REQUIRED TASK: Return each line of the data below exactly, omitting any pictures.

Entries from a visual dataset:
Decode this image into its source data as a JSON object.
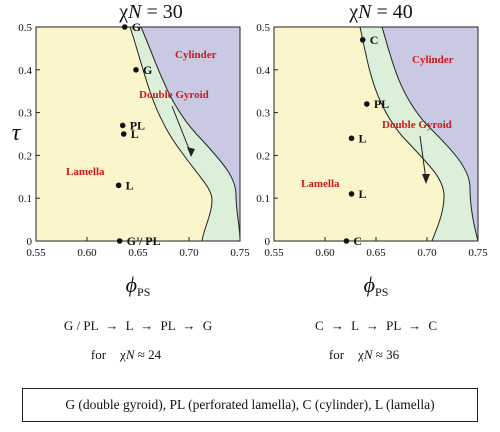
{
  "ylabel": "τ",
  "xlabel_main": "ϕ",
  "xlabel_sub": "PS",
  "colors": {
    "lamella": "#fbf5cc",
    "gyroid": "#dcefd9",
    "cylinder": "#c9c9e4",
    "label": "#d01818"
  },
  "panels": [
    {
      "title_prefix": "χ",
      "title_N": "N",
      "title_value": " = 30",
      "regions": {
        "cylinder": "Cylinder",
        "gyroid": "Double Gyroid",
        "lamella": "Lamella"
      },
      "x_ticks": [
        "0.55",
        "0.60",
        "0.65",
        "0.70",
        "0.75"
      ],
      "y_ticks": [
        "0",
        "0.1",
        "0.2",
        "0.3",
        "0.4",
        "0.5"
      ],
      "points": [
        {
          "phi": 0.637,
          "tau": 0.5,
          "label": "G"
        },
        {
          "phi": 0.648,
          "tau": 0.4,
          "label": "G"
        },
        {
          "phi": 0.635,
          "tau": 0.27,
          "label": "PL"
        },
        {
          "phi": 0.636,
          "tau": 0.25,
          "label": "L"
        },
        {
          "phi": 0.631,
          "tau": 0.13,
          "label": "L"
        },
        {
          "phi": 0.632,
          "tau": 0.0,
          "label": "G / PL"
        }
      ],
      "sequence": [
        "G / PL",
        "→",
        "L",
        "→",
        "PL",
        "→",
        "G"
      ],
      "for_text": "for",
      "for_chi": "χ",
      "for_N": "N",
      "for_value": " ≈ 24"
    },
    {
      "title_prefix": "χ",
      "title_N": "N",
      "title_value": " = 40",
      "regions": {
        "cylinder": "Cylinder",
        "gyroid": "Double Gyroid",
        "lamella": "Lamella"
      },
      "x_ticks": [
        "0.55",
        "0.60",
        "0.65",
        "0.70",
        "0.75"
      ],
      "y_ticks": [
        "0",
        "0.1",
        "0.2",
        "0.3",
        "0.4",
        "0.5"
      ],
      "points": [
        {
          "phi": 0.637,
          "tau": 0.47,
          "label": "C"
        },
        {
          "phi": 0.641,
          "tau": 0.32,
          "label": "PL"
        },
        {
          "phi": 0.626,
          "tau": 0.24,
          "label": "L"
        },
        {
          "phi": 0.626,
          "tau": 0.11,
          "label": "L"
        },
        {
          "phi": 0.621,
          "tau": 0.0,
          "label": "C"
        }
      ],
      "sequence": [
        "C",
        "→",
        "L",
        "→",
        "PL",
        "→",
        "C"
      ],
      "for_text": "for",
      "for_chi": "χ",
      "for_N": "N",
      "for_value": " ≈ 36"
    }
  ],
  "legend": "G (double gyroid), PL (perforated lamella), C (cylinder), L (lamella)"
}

CORRECT RESPONSE:
Decode this image into its source data as a JSON object.
{
  "ylabel": "τ",
  "xlabel_main": "ϕ",
  "xlabel_sub": "PS",
  "colors": {
    "lamella": "#fbf5cc",
    "gyroid": "#dcefd9",
    "cylinder": "#c9c9e4",
    "label": "#d01818"
  },
  "panels": [
    {
      "title_prefix": "χ",
      "title_N": "N",
      "title_value": " = 30",
      "regions": {
        "cylinder": "Cylinder",
        "gyroid": "Double Gyroid",
        "lamella": "Lamella"
      },
      "x_ticks": [
        "0.55",
        "0.60",
        "0.65",
        "0.70",
        "0.75"
      ],
      "y_ticks": [
        "0",
        "0.1",
        "0.2",
        "0.3",
        "0.4",
        "0.5"
      ],
      "points": [
        {
          "phi": 0.637,
          "tau": 0.5,
          "label": "G"
        },
        {
          "phi": 0.648,
          "tau": 0.4,
          "label": "G"
        },
        {
          "phi": 0.635,
          "tau": 0.27,
          "label": "PL"
        },
        {
          "phi": 0.636,
          "tau": 0.25,
          "label": "L"
        },
        {
          "phi": 0.631,
          "tau": 0.13,
          "label": "L"
        },
        {
          "phi": 0.632,
          "tau": 0.0,
          "label": "G / PL"
        }
      ],
      "sequence": [
        "G / PL",
        "→",
        "L",
        "→",
        "PL",
        "→",
        "G"
      ],
      "for_text": "for",
      "for_chi": "χ",
      "for_N": "N",
      "for_value": " ≈ 24"
    },
    {
      "title_prefix": "χ",
      "title_N": "N",
      "title_value": " = 40",
      "regions": {
        "cylinder": "Cylinder",
        "gyroid": "Double Gyroid",
        "lamella": "Lamella"
      },
      "x_ticks": [
        "0.55",
        "0.60",
        "0.65",
        "0.70",
        "0.75"
      ],
      "y_ticks": [
        "0",
        "0.1",
        "0.2",
        "0.3",
        "0.4",
        "0.5"
      ],
      "points": [
        {
          "phi": 0.637,
          "tau": 0.47,
          "label": "C"
        },
        {
          "phi": 0.641,
          "tau": 0.32,
          "label": "PL"
        },
        {
          "phi": 0.626,
          "tau": 0.24,
          "label": "L"
        },
        {
          "phi": 0.626,
          "tau": 0.11,
          "label": "L"
        },
        {
          "phi": 0.621,
          "tau": 0.0,
          "label": "C"
        }
      ],
      "sequence": [
        "C",
        "→",
        "L",
        "→",
        "PL",
        "→",
        "C"
      ],
      "for_text": "for",
      "for_chi": "χ",
      "for_N": "N",
      "for_value": " ≈ 36"
    }
  ],
  "legend": "G (double gyroid), PL (perforated lamella), C (cylinder), L (lamella)"
}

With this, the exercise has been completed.